(Items from a dataset)
--*--

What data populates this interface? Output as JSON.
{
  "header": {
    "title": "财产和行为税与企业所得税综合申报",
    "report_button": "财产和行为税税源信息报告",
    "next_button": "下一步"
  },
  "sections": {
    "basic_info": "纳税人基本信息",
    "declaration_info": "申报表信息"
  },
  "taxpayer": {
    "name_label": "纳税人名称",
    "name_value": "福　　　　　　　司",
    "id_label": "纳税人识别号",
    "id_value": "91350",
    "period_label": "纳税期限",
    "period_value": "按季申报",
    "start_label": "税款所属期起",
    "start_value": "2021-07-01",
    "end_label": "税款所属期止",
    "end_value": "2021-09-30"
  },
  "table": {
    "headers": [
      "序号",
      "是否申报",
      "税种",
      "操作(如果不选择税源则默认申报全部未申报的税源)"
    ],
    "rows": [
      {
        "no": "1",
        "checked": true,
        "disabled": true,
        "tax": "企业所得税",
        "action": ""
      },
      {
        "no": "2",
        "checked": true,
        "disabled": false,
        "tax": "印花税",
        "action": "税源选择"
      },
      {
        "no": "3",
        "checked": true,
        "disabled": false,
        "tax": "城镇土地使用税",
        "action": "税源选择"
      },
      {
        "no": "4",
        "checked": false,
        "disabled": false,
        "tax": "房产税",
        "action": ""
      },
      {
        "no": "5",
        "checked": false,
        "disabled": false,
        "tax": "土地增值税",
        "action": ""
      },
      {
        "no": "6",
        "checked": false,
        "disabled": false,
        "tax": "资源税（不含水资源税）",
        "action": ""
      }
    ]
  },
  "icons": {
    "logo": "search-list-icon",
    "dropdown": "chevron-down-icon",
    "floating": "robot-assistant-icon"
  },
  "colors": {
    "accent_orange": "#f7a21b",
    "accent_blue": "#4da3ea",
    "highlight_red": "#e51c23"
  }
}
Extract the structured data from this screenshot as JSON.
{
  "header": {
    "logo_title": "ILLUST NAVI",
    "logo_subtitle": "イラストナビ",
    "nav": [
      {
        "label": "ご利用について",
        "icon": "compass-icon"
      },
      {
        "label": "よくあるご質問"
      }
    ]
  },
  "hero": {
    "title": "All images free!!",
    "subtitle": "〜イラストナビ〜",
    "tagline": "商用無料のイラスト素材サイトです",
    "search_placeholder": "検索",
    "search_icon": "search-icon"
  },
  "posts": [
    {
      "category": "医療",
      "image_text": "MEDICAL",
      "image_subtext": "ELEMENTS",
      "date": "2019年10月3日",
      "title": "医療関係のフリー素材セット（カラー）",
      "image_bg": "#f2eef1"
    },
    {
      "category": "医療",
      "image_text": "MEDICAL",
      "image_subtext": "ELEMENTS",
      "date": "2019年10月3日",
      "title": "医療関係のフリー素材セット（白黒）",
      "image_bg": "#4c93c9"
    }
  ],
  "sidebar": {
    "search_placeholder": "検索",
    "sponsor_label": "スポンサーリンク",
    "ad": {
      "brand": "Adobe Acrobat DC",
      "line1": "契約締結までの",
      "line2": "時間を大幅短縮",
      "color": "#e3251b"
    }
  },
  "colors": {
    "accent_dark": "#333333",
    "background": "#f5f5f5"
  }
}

--*--

**What is expected**
Take the lines from the one containing "Extract the structured" to the last line of the material above and write them out exactly.

**Task result**
Extract the structured data from this screenshot as JSON.
{
  "header": {
    "logo_title": "ILLUST NAVI",
    "logo_subtitle": "イラストナビ",
    "nav": [
      {
        "label": "ご利用について",
        "icon": "compass-icon"
      },
      {
        "label": "よくあるご質問"
      }
    ]
  },
  "hero": {
    "title": "All images free!!",
    "subtitle": "〜イラストナビ〜",
    "tagline": "商用無料のイラスト素材サイトです",
    "search_placeholder": "検索",
    "search_icon": "search-icon"
  },
  "posts": [
    {
      "category": "医療",
      "image_text": "MEDICAL",
      "image_subtext": "ELEMENTS",
      "date": "2019年10月3日",
      "title": "医療関係のフリー素材セット（カラー）",
      "image_bg": "#f2eef1"
    },
    {
      "category": "医療",
      "image_text": "MEDICAL",
      "image_subtext": "ELEMENTS",
      "date": "2019年10月3日",
      "title": "医療関係のフリー素材セット（白黒）",
      "image_bg": "#4c93c9"
    }
  ],
  "sidebar": {
    "search_placeholder": "検索",
    "sponsor_label": "スポンサーリンク",
    "ad": {
      "brand": "Adobe Acrobat DC",
      "line1": "契約締結までの",
      "line2": "時間を大幅短縮",
      "color": "#e3251b"
    }
  },
  "colors": {
    "accent_dark": "#333333",
    "background": "#f5f5f5"
  }
}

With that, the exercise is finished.